** Problem to solve **
Could the lines from the one with "OCR this image." through the end of the listing be restated exactly, with nothing else included?

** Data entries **

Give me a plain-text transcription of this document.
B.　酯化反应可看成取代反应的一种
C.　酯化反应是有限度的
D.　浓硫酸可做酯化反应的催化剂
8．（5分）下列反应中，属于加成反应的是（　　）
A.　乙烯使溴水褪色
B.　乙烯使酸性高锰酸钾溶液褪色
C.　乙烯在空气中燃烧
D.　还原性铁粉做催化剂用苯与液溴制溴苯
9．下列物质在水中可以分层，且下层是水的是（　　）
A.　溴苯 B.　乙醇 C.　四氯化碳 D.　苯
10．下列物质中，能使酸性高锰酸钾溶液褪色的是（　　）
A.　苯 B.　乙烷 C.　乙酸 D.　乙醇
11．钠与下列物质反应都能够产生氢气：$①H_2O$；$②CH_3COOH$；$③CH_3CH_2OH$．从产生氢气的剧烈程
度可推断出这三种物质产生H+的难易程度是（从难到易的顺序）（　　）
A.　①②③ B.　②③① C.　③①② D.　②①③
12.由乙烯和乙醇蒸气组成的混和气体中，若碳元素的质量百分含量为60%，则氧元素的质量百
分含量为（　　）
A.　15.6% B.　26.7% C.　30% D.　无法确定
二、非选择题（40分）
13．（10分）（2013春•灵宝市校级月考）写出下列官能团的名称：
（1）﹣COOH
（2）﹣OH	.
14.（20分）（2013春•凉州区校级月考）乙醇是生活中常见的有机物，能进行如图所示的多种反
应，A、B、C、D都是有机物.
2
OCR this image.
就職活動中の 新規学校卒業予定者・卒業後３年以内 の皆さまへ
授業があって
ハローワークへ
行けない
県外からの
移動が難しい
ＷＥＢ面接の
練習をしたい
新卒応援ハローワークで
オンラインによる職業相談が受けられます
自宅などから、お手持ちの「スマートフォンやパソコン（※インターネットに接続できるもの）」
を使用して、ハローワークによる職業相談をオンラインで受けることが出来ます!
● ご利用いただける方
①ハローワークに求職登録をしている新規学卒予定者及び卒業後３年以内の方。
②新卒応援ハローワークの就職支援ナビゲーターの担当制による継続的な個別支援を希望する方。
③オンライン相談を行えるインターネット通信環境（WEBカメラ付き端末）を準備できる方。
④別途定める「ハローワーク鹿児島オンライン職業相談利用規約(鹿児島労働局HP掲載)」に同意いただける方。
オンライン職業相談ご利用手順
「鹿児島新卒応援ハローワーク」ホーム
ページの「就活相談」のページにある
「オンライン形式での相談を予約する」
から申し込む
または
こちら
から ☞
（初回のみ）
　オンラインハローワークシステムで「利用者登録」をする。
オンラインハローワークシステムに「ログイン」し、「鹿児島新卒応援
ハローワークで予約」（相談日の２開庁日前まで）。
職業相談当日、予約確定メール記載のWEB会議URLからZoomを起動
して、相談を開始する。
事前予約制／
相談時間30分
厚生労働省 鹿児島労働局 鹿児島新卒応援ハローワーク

** Result **
OCR this image.
就職活動中の 新規学校卒業予定者・卒業後３年以内 の皆さまへ
授業があって
ハローワークへ
行けない
県外からの
移動が難しい
ＷＥＢ面接の
練習をしたい
新卒応援ハローワークで
オンラインによる職業相談が受けられます
自宅などから、お手持ちの「スマートフォンやパソコン（※インターネットに接続できるもの）」
を使用して、ハローワークによる職業相談をオンラインで受けることが出来ます!
● ご利用いただける方
①ハローワークに求職登録をしている新規学卒予定者及び卒業後３年以内の方。
②新卒応援ハローワークの就職支援ナビゲーターの担当制による継続的な個別支援を希望する方。
③オンライン相談を行えるインターネット通信環境（WEBカメラ付き端末）を準備できる方。
④別途定める「ハローワーク鹿児島オンライン職業相談利用規約(鹿児島労働局HP掲載)」に同意いただける方。
オンライン職業相談ご利用手順
「鹿児島新卒応援ハローワーク」ホーム
ページの「就活相談」のページにある
「オンライン形式での相談を予約する」
から申し込む
または
こちら
から ☞
（初回のみ）
　オンラインハローワークシステムで「利用者登録」をする。
オンラインハローワークシステムに「ログイン」し、「鹿児島新卒応援
ハローワークで予約」（相談日の２開庁日前まで）。
職業相談当日、予約確定メール記載のWEB会議URLからZoomを起動
して、相談を開始する。
事前予約制／
相談時間30分
厚生労働省 鹿児島労働局 鹿児島新卒応援ハローワーク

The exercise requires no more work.